[Part of a data file]
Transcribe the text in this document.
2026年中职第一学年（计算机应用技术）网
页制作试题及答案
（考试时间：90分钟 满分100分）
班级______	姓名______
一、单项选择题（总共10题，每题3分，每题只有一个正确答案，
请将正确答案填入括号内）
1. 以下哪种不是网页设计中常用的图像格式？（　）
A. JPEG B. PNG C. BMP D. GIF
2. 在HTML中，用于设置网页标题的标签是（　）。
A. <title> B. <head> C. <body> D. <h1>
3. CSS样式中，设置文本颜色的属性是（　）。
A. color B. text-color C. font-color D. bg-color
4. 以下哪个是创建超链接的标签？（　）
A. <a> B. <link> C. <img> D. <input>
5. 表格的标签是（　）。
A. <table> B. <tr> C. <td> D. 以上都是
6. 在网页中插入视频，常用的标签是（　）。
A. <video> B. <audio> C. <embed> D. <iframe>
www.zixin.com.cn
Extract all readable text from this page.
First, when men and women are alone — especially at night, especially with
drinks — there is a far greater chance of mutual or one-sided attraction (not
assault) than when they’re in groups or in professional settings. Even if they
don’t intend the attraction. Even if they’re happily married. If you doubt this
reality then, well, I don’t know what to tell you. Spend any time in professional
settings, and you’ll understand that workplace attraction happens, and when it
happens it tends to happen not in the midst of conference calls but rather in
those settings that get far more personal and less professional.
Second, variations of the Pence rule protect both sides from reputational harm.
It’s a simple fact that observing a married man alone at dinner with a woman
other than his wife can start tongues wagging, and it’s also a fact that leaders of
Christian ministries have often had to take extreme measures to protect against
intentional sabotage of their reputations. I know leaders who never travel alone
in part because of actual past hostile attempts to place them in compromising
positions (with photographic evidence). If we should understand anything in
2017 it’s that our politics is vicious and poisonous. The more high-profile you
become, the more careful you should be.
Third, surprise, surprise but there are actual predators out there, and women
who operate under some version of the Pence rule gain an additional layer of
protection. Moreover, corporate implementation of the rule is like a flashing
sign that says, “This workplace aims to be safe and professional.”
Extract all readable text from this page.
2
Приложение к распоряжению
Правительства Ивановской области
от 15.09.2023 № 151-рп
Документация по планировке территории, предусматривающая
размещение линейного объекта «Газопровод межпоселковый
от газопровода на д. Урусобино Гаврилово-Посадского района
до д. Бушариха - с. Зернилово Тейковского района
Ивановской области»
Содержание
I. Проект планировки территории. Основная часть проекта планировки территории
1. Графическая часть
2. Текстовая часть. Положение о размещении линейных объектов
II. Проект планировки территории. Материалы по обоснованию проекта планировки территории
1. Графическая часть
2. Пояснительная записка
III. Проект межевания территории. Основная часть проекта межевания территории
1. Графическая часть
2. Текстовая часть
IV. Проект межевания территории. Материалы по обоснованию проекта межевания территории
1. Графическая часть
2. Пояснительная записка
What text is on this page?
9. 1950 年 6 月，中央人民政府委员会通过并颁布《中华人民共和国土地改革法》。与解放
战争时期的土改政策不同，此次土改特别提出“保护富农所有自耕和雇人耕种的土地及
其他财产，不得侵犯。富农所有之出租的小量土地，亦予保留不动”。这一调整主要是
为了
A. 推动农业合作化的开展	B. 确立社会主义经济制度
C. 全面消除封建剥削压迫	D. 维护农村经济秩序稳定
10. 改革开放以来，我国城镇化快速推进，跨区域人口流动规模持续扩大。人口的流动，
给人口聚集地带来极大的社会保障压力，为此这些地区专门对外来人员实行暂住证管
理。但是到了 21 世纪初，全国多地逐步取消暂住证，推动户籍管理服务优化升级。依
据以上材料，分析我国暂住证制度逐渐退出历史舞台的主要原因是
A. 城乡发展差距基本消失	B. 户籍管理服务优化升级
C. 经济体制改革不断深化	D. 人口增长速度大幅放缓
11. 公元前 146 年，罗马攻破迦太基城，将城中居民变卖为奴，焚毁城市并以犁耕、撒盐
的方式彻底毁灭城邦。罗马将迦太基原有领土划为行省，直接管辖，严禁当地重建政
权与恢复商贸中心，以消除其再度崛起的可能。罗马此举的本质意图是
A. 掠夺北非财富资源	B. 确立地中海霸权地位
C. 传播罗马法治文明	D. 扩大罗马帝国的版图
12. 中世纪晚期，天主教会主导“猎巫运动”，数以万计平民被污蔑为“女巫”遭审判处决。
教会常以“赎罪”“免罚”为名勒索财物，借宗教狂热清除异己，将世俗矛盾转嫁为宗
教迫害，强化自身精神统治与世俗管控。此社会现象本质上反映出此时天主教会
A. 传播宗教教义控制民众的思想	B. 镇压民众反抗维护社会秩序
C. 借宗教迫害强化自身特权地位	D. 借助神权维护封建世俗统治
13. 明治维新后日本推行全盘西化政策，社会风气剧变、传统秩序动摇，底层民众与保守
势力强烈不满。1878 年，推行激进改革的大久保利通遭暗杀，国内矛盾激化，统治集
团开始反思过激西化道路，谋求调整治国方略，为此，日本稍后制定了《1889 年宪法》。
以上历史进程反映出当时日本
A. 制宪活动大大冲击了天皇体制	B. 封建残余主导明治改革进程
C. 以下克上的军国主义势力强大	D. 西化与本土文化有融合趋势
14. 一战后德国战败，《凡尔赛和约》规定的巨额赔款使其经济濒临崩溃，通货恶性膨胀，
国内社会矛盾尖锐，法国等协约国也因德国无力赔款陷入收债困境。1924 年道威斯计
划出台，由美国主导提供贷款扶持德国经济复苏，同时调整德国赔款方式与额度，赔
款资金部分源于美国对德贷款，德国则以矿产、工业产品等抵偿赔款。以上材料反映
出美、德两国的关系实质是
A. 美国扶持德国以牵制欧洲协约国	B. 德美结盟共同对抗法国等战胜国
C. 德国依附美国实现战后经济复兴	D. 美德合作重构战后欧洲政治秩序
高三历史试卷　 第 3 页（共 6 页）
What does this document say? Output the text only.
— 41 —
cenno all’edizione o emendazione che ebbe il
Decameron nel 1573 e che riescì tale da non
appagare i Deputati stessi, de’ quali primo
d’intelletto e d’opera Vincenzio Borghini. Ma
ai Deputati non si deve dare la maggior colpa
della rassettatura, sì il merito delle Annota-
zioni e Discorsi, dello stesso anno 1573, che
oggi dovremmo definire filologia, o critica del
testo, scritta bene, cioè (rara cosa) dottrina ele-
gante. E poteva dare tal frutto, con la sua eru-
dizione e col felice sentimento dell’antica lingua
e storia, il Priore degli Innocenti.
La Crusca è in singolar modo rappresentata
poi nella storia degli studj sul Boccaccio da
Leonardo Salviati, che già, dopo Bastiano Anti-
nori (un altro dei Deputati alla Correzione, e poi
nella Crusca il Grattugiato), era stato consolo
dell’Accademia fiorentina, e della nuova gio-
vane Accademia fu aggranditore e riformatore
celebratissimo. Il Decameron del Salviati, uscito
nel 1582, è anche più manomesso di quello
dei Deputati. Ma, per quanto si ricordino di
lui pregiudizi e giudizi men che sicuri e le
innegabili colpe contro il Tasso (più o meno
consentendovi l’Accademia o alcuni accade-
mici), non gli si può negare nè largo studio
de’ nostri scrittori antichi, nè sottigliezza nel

Stated problem:
Read the entries and show each line that mentions "Accademia".

The answer:
dell’Accademia fiorentina, e della nuova gio-
vane Accademia fu aggranditore e riformatore
consentendovi l’Accademia o alcuni accade-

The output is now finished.